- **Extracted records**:
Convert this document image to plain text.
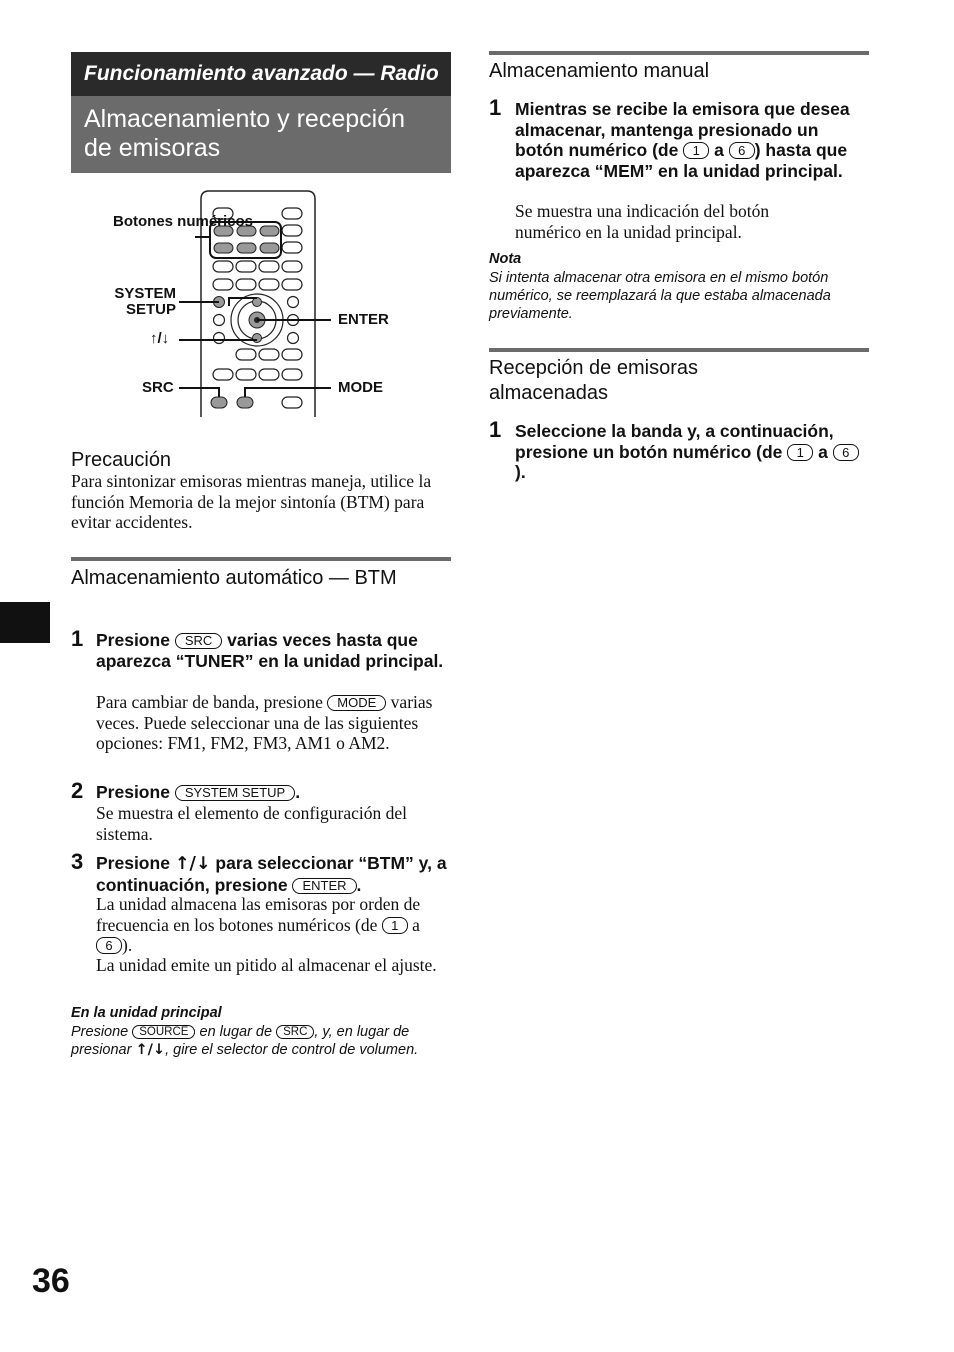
Funcionamiento avanzado — Radio
Almacenamiento y recepción de emisoras
Botones numéricos
SYSTEM SETUP
↑/↓
SRC
ENTER
MODE
Precaución
Para sintonizar emisoras mientras maneja, utilice la función Memoria de la mejor sintonía (BTM) para evitar accidentes.
Almacenamiento automático — BTM
1 Presione SRC varias veces hasta que aparezca “TUNER” en la unidad principal.
Para cambiar de banda, presione MODE varias veces. Puede seleccionar una de las siguientes opciones: FM1, FM2, FM3, AM1 o AM2.
2 Presione SYSTEM SETUP .
Se muestra el elemento de configuración del sistema.
3 Presione ↑/↓ para seleccionar “BTM” y, a continuación, presione ENTER .
La unidad almacena las emisoras por orden de frecuencia en los botones numéricos (de 1 a 6 ).
La unidad emite un pitido al almacenar el ajuste.
En la unidad principal
Presione SOURCE en lugar de SRC , y, en lugar de presionar ↑/↓, gire el selector de control de volumen.
Almacenamiento manual
1 Mientras se recibe la emisora que desea almacenar, mantenga presionado un botón numérico (de 1 a 6 ) hasta que aparezca “MEM” en la unidad principal.
Se muestra una indicación del botón numérico en la unidad principal.
Nota
Si intenta almacenar otra emisora en el mismo botón numérico, se reemplazará la que estaba almacenada previamente.
Recepción de emisoras almacenadas
1 Seleccione la banda y, a continuación, presione un botón numérico (de 1 a 6).
36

- **WHAT YOU HAVE TO DO**: Repeat the listing in full and exactly. Leave any pictures out.

- **CORRECT OUTPUT**:
Convert this document image to plain text.
Funcionamiento avanzado — Radio
Almacenamiento y recepción de emisoras
Botones numéricos
SYSTEM SETUP
↑/↓
SRC
ENTER
MODE
Precaución
Para sintonizar emisoras mientras maneja, utilice la función Memoria de la mejor sintonía (BTM) para evitar accidentes.
Almacenamiento automático — BTM
1 Presione SRC varias veces hasta que aparezca “TUNER” en la unidad principal.
Para cambiar de banda, presione MODE varias veces. Puede seleccionar una de las siguientes opciones: FM1, FM2, FM3, AM1 o AM2.
2 Presione SYSTEM SETUP .
Se muestra el elemento de configuración del sistema.
3 Presione ↑/↓ para seleccionar “BTM” y, a continuación, presione ENTER .
La unidad almacena las emisoras por orden de frecuencia en los botones numéricos (de 1 a 6 ).
La unidad emite un pitido al almacenar el ajuste.
En la unidad principal
Presione SOURCE en lugar de SRC , y, en lugar de presionar ↑/↓, gire el selector de control de volumen.
Almacenamiento manual
1 Mientras se recibe la emisora que desea almacenar, mantenga presionado un botón numérico (de 1 a 6 ) hasta que aparezca “MEM” en la unidad principal.
Se muestra una indicación del botón numérico en la unidad principal.
Nota
Si intenta almacenar otra emisora en el mismo botón numérico, se reemplazará la que estaba almacenada previamente.
Recepción de emisoras almacenadas
1 Seleccione la banda y, a continuación, presione un botón numérico (de 1 a 6).
36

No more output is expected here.